Aim of the task: In the data that follows, count each line with the string "entre"; the reply is the number only.
::::::
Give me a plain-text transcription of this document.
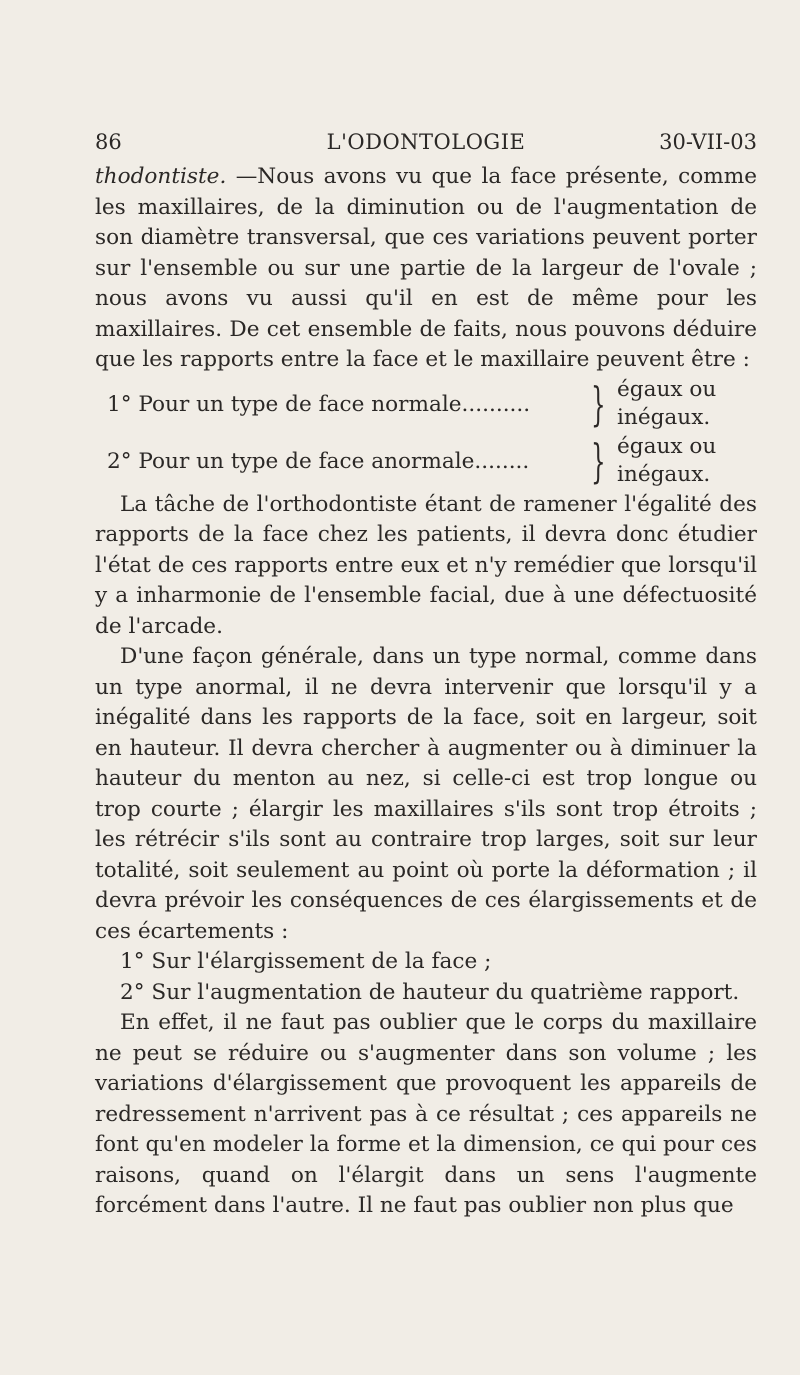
86	L'ODONTOLOGIE	30-VII-03

thodontiste. —Nous avons vu que la face présente, comme les maxillaires, de la diminution ou de l'augmentation de son diamètre transversal, que ces variations peuvent porter sur l'ensemble ou sur une partie de la largeur de l'ovale ; nous avons vu aussi qu'il en est de même pour les maxillaires. De cet ensemble de faits, nous pouvons déduire que les rapports entre la face et le maxillaire peuvent être :

1° Pour un type de face normale.......... } égaux ou
inégaux.
2° Pour un type de face anormale........ } égaux ou
inégaux.

La tâche de l'orthodontiste étant de ramener l'égalité des rapports de la face chez les patients, il devra donc étudier l'état de ces rapports entre eux et n'y remédier que lorsqu'il y a inharmonie de l'ensemble facial, due à une défectuosité de l'arcade.

D'une façon générale, dans un type normal, comme dans un type anormal, il ne devra intervenir que lorsqu'il y a inégalité dans les rapports de la face, soit en largeur, soit en hauteur. Il devra chercher à augmenter ou à diminuer la hauteur du menton au nez, si celle-ci est trop longue ou trop courte ; élargir les maxillaires s'ils sont trop étroits ; les rétrécir s'ils sont au contraire trop larges, soit sur leur totalité, soit seulement au point où porte la déformation ; il devra prévoir les conséquences de ces élargissements et de ces écartements :

1° Sur l'élargissement de la face ;

2° Sur l'augmentation de hauteur du quatrième rapport.

En effet, il ne faut pas oublier que le corps du maxillaire ne peut se réduire ou s'augmenter dans son volume ; les variations d'élargissement que provoquent les appareils de redressement n'arrivent pas à ce résultat ; ces appareils ne font qu'en modeler la forme et la dimension, ce qui pour ces raisons, quand on l'élargit dans un sens l'augmente forcément dans l'autre. Il ne faut pas oublier non plus que
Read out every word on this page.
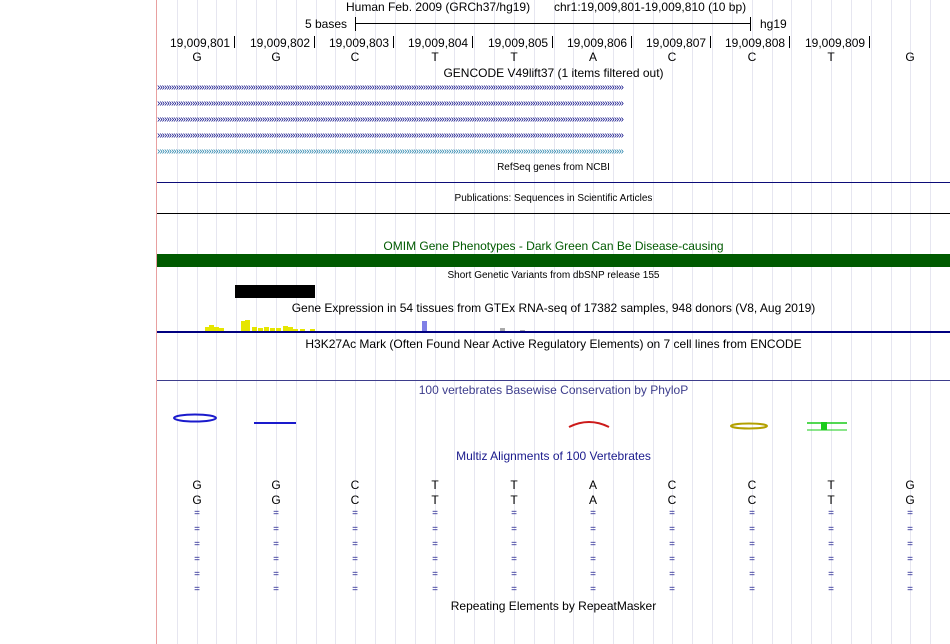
Human Feb. 2009 (GRCh37/hg19) chr1:19,009,801-19,009,810 (10 bp)
5 bases	hg19
19,009,801 19,009,802 19,009,803 19,009,804 19,009,805 19,009,806 19,009,807 19,009,808 19,009,809
G	G	C	T	T	A	C	C	T	G
GENCODE V49lift37 (1 items filtered out)
››››››››››››››››››››››››››››››››››››››››››››››››››››››››››››››››››››››››››››››››››››››››››››››››››››››››››››››››››››››››››››››››››››››››››››››››››››››››››››››››››››››››››››››››››››››››››››››››››››››››
››››››››››››››››››››››››››››››››››››››››››››››››››››››››››››››››››››››››››››››››››››››››››››››››››››››››››››››››››››››››››››››››››››››››››››››››››››››››››››››››››››››››››››››››››››››››››››››››››››››››
››››››››››››››››››››››››››››››››››››››››››››››››››››››››››››››››››››››››››››››››››››››››››››››››››››››››››››››››››››››››››››››››››››››››››››››››››››››››››››››››››››››››››››››››››››››››››››››››››››››››
››››››››››››››››››››››››››››››››››››››››››››››››››››››››››››››››››››››››››››››››››››››››››››››››››››››››››››››››››››››››››››››››››››››››››››››››››››››››››››››››››››››››››››››››››››››››››››››››››››››››
››››››››››››››››››››››››››››››››››››››››››››››››››››››››››››››››››››››››››››››››››››››››››››››››››››››››››››››››››››››››››››››››››››››››››››››››››››››››››››››››››››››››››››››››››››››››››››››››››››››››
RefSeq genes from NCBI
Publications: Sequences in Scientific Articles
OMIM Gene Phenotypes - Dark Green Can Be Disease-causing
Short Genetic Variants from dbSNP release 155
Gene Expression in 54 tissues from GTEx RNA-seq of 17382 samples, 948 donors (V8, Aug 2019)
H3K27Ac Mark (Often Found Near Active Regulatory Elements) on 7 cell lines from ENCODE
100 vertebrates Basewise Conservation by PhyloP
Multiz Alignments of 100 Vertebrates
G	G	C	T	T	A	C	C	T	G
G	G	C	T	T	A	C	C	T	G
=	=	=	=	=	=	=	=	=	=
=	=	=	=	=	=	=	=	=	=
=	=	=	=	=	=	=	=	=	=
=	=	=	=	=	=	=	=	=	=
=	=	=	=	=	=	=	=	=	=
=	=	=	=	=	=	=	=	=	=
Repeating Elements by RepeatMasker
::::::
Result: 2